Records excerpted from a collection
▼▼▼

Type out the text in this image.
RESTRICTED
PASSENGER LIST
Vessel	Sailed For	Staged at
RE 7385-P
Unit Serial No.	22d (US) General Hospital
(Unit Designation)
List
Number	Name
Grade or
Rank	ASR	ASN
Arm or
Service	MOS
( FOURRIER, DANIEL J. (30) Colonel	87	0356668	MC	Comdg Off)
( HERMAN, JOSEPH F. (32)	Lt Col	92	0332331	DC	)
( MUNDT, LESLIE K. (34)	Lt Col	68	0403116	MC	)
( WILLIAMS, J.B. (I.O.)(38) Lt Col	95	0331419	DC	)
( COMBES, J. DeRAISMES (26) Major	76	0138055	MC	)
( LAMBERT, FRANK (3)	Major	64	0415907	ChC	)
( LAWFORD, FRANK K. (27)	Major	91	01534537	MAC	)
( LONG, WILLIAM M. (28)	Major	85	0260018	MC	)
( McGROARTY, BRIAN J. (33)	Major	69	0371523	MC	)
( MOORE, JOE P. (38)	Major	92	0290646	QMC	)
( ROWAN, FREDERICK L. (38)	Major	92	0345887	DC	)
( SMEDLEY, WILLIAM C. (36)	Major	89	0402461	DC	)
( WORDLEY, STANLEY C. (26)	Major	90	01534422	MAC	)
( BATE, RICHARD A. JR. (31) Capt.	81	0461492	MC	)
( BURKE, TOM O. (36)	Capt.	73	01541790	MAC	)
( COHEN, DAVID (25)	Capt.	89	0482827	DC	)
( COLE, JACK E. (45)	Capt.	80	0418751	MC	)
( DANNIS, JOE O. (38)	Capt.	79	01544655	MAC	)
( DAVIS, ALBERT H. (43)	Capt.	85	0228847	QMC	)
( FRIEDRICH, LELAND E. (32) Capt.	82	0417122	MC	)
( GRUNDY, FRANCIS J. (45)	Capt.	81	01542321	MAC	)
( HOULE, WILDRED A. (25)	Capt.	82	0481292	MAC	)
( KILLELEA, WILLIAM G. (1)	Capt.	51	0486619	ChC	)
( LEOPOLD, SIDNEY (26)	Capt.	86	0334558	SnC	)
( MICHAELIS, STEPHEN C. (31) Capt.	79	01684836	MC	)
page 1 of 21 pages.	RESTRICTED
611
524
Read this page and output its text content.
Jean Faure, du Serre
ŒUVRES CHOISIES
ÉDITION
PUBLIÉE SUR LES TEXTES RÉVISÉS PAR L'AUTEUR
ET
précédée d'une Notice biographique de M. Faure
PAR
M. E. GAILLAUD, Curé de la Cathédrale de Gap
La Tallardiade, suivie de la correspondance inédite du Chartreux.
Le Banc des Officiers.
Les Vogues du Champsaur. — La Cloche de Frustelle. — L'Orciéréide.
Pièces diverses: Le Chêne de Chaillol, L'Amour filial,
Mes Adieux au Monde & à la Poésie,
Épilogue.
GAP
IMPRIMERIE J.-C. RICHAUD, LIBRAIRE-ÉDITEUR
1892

▲▲▲

> _The problem_: Count every line of the material above that holds the string "Faure", then state only the total.

> _Result for this exercise_: 2